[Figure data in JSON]
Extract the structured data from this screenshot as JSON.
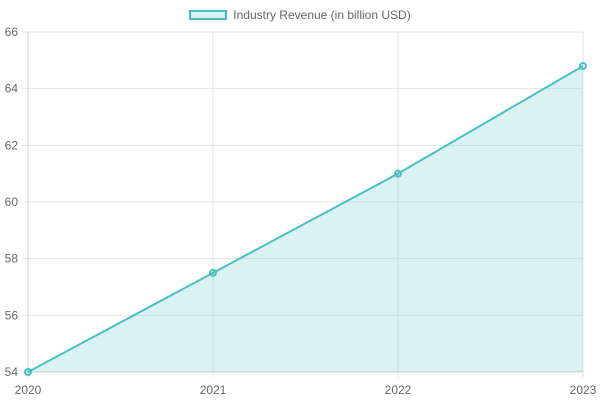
{
  "chart_data": {
    "type": "area",
    "title": "",
    "categories": [
      "2020",
      "2021",
      "2022",
      "2023"
    ],
    "series": [
      {
        "name": "Industry Revenue (in billion USD)",
        "values": [
          54,
          57.5,
          61,
          64.8
        ],
        "color": "#4bc0c0",
        "fill": "rgba(75,192,192,0.2)"
      }
    ],
    "xlabel": "",
    "ylabel": "",
    "ylim": [
      54,
      66
    ],
    "yticks": [
      "66",
      "64",
      "62",
      "60",
      "58",
      "56",
      "54"
    ],
    "grid": true,
    "legend_position": "top"
  },
  "legend": {
    "label": "Industry Revenue (in billion USD)"
  }
}
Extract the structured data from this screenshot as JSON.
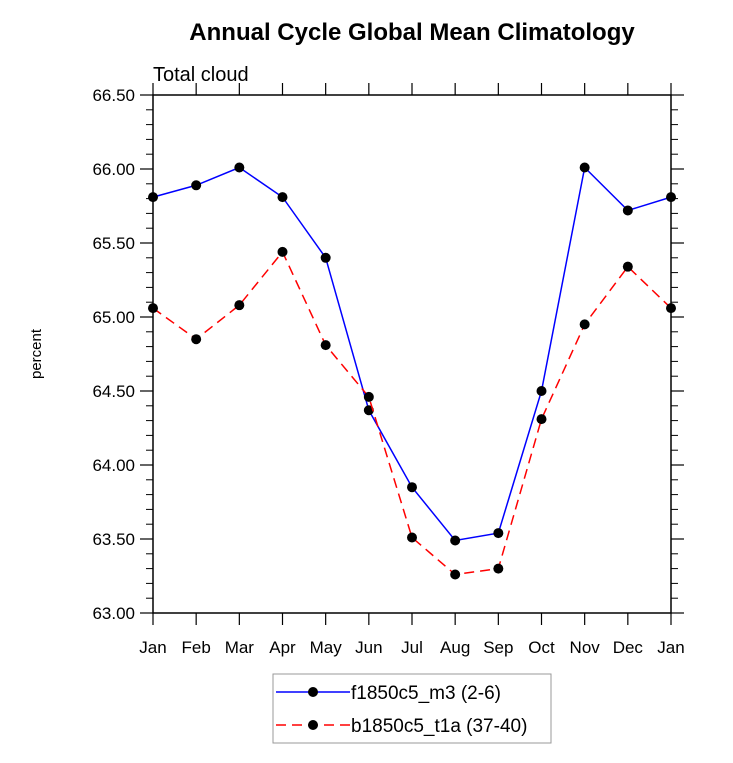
{
  "chart_data": {
    "type": "line",
    "title": "Annual Cycle Global Mean Climatology",
    "subtitle": "Total cloud",
    "xlabel": "",
    "ylabel": "percent",
    "categories": [
      "Jan",
      "Feb",
      "Mar",
      "Apr",
      "May",
      "Jun",
      "Jul",
      "Aug",
      "Sep",
      "Oct",
      "Nov",
      "Dec",
      "Jan"
    ],
    "ylim": [
      63.0,
      66.5
    ],
    "yticks": [
      63.0,
      63.5,
      64.0,
      64.5,
      65.0,
      65.5,
      66.0,
      66.5
    ],
    "ytick_labels": [
      "63.00",
      "63.50",
      "64.00",
      "64.50",
      "65.00",
      "65.50",
      "66.00",
      "66.50"
    ],
    "yminor_step": 0.1,
    "grid": false,
    "legend_position": "bottom-center",
    "series": [
      {
        "name": "f1850c5_m3 (2-6)",
        "color": "#0000ff",
        "dash": "solid",
        "marker": "filled-circle",
        "values": [
          65.81,
          65.89,
          66.01,
          65.81,
          65.4,
          64.37,
          63.85,
          63.49,
          63.54,
          64.5,
          66.01,
          65.72,
          65.81
        ]
      },
      {
        "name": "b1850c5_t1a (37-40)",
        "color": "#ff0000",
        "dash": "dashed",
        "marker": "filled-circle",
        "values": [
          65.06,
          64.85,
          65.08,
          65.44,
          64.81,
          64.46,
          63.51,
          63.26,
          63.3,
          64.31,
          64.95,
          65.34,
          65.06
        ]
      }
    ]
  }
}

> [Task]: Make an exact reproduction of the listing above, without any pictures.

> [Written response]:
Extract the structured data from this screenshot as JSON.
{
  "chart_data": {
    "type": "area",
    "title": "",
    "categories": [
      "2020",
      "2021",
      "2022",
      "2023"
    ],
    "series": [
      {
        "name": "Industry Revenue (in billion USD)",
        "values": [
          54,
          57.5,
          61,
          64.8
        ],
        "color": "#4bc0c0",
        "fill": "rgba(75,192,192,0.2)"
      }
    ],
    "xlabel": "",
    "ylabel": "",
    "ylim": [
      54,
      66
    ],
    "yticks": [
      "66",
      "64",
      "62",
      "60",
      "58",
      "56",
      "54"
    ],
    "grid": true,
    "legend_position": "top"
  },
  "legend": {
    "label": "Industry Revenue (in billion USD)"
  }
}
Extract the structured data from this screenshot as JSON.
{
  "chart_data": {
    "type": "line",
    "title": "Annual Cycle Global Mean Climatology",
    "subtitle": "Total cloud",
    "xlabel": "",
    "ylabel": "percent",
    "categories": [
      "Jan",
      "Feb",
      "Mar",
      "Apr",
      "May",
      "Jun",
      "Jul",
      "Aug",
      "Sep",
      "Oct",
      "Nov",
      "Dec",
      "Jan"
    ],
    "ylim": [
      63.0,
      66.5
    ],
    "yticks": [
      63.0,
      63.5,
      64.0,
      64.5,
      65.0,
      65.5,
      66.0,
      66.5
    ],
    "ytick_labels": [
      "63.00",
      "63.50",
      "64.00",
      "64.50",
      "65.00",
      "65.50",
      "66.00",
      "66.50"
    ],
    "yminor_step": 0.1,
    "grid": false,
    "legend_position": "bottom-center",
    "series": [
      {
        "name": "f1850c5_m3 (2-6)",
        "color": "#0000ff",
        "dash": "solid",
        "marker": "filled-circle",
        "values": [
          65.81,
          65.89,
          66.01,
          65.81,
          65.4,
          64.37,
          63.85,
          63.49,
          63.54,
          64.5,
          66.01,
          65.72,
          65.81
        ]
      },
      {
        "name": "b1850c5_t1a (37-40)",
        "color": "#ff0000",
        "dash": "dashed",
        "marker": "filled-circle",
        "values": [
          65.06,
          64.85,
          65.08,
          65.44,
          64.81,
          64.46,
          63.51,
          63.26,
          63.3,
          64.31,
          64.95,
          65.34,
          65.06
        ]
      }
    ]
  }
}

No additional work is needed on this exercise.